Scan the data below and report how many lines include the word "Finance". Nothing else is wanted.

(Dataset items)
*****

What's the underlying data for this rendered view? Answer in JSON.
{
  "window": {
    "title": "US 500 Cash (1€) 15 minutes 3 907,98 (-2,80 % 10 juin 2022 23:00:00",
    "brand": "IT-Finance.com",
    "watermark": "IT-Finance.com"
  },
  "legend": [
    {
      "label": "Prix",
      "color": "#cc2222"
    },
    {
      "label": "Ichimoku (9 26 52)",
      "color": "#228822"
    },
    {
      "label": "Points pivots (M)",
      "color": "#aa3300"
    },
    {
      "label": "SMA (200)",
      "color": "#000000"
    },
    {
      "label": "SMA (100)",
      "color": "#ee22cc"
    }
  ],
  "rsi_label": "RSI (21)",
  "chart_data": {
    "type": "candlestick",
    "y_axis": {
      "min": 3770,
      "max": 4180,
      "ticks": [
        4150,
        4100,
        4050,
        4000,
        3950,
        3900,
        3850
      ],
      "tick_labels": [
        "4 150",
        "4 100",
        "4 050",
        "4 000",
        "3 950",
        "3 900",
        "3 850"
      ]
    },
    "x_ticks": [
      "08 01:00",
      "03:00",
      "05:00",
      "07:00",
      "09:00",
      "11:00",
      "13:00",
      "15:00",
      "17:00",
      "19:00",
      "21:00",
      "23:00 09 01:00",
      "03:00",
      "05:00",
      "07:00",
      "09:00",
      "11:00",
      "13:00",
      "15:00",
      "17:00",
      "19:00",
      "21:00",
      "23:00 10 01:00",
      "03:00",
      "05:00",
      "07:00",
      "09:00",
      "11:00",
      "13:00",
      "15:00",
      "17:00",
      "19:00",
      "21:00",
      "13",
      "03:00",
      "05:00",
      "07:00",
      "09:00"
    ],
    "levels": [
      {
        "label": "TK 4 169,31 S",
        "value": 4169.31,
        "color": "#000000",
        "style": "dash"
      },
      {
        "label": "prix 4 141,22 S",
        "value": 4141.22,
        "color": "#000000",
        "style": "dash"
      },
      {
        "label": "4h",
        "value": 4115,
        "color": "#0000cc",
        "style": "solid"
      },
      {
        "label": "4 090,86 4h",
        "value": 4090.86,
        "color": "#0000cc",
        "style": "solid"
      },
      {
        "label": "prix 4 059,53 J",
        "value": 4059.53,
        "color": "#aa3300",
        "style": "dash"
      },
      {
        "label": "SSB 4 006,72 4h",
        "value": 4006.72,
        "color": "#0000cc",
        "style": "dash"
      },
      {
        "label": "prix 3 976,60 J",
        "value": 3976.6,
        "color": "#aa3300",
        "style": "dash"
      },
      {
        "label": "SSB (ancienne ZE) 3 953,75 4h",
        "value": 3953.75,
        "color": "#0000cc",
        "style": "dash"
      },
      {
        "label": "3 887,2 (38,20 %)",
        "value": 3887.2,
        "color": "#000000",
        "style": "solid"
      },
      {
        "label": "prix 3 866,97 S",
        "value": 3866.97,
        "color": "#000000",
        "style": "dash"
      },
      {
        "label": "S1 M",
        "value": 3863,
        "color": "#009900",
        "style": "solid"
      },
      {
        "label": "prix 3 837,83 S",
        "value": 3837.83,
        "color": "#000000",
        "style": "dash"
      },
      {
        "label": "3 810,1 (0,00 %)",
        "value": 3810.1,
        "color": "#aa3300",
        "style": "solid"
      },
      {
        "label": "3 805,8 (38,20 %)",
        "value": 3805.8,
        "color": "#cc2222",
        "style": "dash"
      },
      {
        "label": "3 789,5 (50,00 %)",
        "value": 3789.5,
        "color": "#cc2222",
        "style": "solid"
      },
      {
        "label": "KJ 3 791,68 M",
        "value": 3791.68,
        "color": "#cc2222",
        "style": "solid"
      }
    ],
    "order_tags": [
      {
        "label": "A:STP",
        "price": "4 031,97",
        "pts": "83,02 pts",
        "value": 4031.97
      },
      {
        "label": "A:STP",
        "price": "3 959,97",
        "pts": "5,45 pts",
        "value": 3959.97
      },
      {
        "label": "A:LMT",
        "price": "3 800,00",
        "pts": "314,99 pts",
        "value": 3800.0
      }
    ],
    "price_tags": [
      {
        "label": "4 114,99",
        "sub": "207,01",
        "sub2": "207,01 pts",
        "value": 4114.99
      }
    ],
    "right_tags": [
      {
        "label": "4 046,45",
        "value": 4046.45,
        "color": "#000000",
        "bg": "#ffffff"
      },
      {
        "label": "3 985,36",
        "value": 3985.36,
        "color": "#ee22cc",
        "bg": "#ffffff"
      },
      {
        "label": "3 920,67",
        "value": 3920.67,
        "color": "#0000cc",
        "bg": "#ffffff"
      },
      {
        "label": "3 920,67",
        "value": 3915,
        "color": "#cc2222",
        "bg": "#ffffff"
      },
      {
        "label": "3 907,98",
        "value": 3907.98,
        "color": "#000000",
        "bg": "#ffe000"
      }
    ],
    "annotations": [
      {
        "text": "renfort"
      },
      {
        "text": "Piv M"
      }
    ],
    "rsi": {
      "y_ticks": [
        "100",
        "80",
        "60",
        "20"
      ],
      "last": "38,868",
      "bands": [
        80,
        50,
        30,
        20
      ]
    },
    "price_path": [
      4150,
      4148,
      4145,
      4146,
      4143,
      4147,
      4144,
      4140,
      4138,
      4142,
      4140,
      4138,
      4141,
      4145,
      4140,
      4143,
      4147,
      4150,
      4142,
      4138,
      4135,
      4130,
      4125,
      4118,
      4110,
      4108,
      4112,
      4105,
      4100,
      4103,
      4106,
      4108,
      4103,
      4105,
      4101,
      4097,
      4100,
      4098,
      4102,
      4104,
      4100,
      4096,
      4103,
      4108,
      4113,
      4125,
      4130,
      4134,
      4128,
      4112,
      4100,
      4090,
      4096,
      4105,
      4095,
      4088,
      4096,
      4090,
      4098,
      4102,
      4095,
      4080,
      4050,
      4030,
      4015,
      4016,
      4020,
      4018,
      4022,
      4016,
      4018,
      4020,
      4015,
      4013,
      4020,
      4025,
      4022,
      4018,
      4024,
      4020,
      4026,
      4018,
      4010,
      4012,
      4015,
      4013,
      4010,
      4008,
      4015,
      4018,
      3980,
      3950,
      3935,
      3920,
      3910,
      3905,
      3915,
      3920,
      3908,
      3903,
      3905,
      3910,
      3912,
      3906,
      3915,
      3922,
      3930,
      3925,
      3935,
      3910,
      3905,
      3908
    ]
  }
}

*****

> **OUTPUT BELOW**
2